O voto do ministro Gilmar Mendes pontuou que "as violações a direitos fundamentais não ocorrem somente no âmbito das relações entre o cidadão e o Estado, mas igualmente nas relações travadas entre pessoas físicas e jurídicas de direito privado".
A conclusão foi essa: "O caráter público da atividade exercida pela sociedade e a dependência do vínculo associativo para o exercício profissional de seus sócios legitimam, no caso concreto, a aplicação direta dos direitos fundamentais concernentes ao devido processo legal, ao contraditório e à ampla defesa (art. 5º, LIV e LV, CF/88)".
Igual perspectiva exegética foi adotada no julgamento da ADIn 2572 (DJe 10/11/22), de relatoria do ministro Luís Roberto Barroso, que questionava lei que reservou 3% dos lugares disponíveis em salas de projeções, teatros, espaços culturais e nos veículos de transporte público municipal e intermunicipal do Estado do Paraná.
Primeiro, se rejeitou a pecha de inconstitucionalidade formal, "tendo em vista que a política de inclusão adotada se enquadra na competência concorrente dos Estados, da União e dos Municípios para promover acesso à cultura, esporte e lazer (arts. 6º; 23, V; 24, IX; 215 e 217, § 3º, CF)". Quanto à inconstitucionalidade material, também se refutou a alegação, tendo em vista que "(i) a reserva de lugares foi estabelecida em percentual razoável e (ii) se trata de política inclusiva que não afronta a liberdade de iniciativa, principalmente se considerada a eficácia horizontal dos direitos fundamentais".

################

> _Tarefas a realizar_
#1 Imprima o trecho do texto sobre direitos fundamentais que vai de "A conclusão foi" até "Estado do Paraná.", inclusive.
#2 As afirmações a seguir concordam com o texto sobre direitos fundamentais? Responda sim ou não a cada uma e cite as palavras decisivas do texto: (a) A ADIn 2572 teve relatoria do ministro Gilmar Mendes. (b) A lei questionada na ADIn 2572 reservou 3% dos lugares disponíveis. (c) A alegação de inconstitucionalidade material foi acolhida.

Dados de compreensão de documentos

################

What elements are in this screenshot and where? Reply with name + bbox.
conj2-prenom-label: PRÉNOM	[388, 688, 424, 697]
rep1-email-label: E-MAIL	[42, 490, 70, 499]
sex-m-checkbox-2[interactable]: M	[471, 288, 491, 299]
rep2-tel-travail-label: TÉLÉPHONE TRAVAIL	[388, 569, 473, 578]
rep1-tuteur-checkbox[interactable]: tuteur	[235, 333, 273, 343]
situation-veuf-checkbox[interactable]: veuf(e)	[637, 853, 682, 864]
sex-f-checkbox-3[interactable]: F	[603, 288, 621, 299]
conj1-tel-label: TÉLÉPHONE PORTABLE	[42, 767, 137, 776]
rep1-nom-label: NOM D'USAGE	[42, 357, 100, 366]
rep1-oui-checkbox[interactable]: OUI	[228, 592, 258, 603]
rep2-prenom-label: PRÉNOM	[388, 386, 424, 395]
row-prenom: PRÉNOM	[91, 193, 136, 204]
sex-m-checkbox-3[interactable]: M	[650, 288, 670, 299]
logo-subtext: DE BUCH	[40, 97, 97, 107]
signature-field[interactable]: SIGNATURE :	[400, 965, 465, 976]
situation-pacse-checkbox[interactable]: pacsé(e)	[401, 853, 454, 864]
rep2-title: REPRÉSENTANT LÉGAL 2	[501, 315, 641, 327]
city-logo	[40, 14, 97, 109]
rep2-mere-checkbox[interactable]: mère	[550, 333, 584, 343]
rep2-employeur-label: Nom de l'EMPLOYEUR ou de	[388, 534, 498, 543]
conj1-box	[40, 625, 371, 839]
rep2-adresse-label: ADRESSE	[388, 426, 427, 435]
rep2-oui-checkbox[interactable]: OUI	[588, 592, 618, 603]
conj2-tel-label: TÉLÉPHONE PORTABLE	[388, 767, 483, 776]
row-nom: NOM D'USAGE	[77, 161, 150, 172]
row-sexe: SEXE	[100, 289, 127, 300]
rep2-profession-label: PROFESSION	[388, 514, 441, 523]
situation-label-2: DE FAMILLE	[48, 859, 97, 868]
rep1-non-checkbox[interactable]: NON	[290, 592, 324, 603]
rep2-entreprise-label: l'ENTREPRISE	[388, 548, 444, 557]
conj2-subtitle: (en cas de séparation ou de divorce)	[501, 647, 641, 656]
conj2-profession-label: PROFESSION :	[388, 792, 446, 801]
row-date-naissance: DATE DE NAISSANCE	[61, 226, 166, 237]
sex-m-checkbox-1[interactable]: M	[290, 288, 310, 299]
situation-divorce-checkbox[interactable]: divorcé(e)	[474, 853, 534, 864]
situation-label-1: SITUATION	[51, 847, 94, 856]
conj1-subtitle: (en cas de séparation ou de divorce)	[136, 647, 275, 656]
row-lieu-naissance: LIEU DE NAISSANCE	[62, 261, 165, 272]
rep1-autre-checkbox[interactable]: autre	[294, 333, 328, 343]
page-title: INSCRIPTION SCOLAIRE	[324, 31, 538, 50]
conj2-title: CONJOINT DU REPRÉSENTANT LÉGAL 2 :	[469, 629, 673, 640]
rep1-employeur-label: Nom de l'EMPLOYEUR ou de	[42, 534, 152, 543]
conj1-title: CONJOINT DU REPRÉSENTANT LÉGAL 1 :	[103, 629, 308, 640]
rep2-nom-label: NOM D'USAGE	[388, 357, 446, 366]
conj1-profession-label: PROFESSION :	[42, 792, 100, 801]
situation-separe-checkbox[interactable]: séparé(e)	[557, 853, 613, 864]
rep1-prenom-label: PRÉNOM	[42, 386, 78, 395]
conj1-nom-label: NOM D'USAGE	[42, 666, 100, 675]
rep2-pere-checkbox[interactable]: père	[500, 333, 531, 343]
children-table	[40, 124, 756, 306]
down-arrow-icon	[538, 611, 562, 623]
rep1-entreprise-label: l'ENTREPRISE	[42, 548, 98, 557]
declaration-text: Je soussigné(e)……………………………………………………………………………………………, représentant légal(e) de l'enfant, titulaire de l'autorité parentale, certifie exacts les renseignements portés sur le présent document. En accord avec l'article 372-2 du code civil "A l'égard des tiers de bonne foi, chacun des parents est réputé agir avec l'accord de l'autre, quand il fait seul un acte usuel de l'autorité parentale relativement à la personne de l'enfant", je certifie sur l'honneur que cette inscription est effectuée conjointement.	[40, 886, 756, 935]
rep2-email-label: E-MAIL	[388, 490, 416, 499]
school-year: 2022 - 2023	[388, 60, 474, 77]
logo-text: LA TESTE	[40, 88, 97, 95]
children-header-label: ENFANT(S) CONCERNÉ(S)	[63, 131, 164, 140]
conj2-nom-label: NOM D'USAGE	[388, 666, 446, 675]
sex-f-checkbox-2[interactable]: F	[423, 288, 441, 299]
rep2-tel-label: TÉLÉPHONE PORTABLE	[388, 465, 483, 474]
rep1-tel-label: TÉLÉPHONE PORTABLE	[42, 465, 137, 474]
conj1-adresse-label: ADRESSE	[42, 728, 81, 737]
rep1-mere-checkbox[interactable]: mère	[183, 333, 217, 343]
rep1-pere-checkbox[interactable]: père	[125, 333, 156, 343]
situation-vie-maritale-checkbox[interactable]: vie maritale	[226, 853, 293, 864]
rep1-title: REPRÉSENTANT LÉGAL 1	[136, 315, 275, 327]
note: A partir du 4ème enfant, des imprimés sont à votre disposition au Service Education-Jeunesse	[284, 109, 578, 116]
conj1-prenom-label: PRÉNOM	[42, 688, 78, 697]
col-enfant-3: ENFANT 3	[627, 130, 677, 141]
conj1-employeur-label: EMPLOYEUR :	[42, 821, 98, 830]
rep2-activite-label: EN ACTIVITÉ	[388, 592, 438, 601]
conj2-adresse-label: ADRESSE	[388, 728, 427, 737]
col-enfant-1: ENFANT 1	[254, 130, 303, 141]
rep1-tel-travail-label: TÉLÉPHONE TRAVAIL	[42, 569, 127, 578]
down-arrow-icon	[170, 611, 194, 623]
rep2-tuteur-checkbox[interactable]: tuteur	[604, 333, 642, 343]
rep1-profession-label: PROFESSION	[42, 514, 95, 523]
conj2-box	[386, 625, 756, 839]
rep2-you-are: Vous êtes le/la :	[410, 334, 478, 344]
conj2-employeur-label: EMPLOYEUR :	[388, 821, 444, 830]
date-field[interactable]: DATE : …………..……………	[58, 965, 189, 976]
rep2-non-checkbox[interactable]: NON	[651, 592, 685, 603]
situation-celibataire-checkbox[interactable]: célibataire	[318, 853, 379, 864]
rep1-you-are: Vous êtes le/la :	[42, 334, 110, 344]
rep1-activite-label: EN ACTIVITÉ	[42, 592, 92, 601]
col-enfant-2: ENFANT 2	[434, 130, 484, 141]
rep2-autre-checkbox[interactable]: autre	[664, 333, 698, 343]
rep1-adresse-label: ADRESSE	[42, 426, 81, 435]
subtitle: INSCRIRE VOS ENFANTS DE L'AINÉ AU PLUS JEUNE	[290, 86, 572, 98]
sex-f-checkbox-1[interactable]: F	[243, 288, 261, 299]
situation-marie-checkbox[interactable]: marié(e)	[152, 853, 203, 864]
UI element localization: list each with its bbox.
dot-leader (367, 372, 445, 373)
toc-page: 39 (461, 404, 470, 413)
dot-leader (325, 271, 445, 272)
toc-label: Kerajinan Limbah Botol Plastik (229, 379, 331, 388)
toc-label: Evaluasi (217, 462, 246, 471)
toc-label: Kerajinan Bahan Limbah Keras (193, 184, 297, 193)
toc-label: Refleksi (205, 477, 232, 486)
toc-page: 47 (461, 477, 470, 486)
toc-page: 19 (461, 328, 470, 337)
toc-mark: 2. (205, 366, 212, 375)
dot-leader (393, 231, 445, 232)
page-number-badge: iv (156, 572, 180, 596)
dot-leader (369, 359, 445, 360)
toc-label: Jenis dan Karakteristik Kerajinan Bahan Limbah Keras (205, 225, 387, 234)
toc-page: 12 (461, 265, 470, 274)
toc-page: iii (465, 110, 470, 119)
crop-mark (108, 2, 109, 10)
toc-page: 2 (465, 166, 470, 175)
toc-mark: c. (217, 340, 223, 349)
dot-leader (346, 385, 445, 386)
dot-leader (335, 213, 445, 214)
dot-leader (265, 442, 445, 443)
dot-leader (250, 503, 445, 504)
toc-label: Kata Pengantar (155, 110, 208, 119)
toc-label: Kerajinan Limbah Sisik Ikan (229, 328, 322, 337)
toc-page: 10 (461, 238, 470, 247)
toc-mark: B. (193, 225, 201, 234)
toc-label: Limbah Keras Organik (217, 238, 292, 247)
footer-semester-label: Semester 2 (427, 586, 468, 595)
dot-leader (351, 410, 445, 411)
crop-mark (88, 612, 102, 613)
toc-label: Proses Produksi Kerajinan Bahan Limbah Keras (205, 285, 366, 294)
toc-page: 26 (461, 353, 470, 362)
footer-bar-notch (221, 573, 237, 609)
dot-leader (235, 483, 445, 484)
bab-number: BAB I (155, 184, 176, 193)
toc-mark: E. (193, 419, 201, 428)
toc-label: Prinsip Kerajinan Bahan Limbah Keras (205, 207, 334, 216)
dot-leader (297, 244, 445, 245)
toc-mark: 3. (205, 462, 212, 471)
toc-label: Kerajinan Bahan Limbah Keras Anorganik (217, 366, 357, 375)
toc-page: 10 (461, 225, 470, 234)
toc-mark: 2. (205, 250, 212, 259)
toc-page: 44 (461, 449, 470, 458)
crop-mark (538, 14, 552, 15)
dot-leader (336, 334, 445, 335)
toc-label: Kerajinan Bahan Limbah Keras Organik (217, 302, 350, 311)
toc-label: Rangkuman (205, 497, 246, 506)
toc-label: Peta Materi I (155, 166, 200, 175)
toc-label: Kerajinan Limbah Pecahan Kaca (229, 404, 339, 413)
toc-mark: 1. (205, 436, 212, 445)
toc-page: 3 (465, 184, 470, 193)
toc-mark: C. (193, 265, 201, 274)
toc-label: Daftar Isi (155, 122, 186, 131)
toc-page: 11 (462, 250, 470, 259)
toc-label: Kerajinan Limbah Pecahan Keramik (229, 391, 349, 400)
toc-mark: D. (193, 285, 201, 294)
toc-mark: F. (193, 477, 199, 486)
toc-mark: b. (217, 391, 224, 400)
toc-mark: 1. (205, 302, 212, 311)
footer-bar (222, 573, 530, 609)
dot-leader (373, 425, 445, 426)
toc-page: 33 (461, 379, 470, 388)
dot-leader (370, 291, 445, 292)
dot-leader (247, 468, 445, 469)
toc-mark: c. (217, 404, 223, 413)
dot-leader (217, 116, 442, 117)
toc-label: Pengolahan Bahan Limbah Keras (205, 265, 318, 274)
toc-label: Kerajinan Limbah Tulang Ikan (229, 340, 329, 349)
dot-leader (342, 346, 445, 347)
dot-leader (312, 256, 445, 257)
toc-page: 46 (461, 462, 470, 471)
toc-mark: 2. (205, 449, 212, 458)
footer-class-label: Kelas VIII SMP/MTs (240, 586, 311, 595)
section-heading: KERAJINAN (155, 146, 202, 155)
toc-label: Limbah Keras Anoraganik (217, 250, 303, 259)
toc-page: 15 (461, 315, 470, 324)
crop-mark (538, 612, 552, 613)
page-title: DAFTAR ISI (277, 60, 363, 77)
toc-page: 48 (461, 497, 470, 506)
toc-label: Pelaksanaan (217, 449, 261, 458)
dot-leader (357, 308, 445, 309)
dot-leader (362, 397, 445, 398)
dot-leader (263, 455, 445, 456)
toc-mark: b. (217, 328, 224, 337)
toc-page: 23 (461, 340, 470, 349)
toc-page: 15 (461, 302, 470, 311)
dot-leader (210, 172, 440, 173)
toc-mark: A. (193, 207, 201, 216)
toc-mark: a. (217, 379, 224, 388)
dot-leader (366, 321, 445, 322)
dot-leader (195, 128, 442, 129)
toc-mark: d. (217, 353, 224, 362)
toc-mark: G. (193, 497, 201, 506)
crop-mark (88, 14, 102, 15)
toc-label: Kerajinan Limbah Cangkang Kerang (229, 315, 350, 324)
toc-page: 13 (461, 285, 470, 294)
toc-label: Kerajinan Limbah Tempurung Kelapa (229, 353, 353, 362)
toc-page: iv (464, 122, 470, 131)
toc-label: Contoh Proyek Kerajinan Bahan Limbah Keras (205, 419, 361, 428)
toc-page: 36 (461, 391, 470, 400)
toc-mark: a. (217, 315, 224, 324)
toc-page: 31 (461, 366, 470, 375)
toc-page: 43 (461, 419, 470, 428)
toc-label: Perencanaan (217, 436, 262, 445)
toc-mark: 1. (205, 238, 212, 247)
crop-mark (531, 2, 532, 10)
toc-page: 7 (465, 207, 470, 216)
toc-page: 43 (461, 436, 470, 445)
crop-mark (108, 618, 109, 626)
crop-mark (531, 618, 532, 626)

################

> _Soluções propostas_
#1
A conclusão foi essa: "O caráter público da atividade exercida pela sociedade e a dependência do vínculo associativo para o exercício profissional de seus sócios legitimam, no caso concreto, a aplicação direta dos direitos fundamentais concernentes ao devido processo legal, ao contraditório e à ampla defesa (art. 5º, LIV e LV, CF/88)".
Igual perspectiva exegética foi adotada no julgamento da ADIn 2572 (DJe 10/11/22), de relatoria do ministro Luís Roberto Barroso, que questionava lei que reservou 3% dos lugares disponíveis em salas de projeções, teatros, espaços culturais e nos veículos de transporte público municipal e intermunicipal do Estado do Paraná.

#2
(a) Não: "de relatoria do ministro Luís Roberto Barroso".
(b) Sim: "lei que reservou 3% dos lugares disponíveis".
(c) Não: "também se refutou a alegação".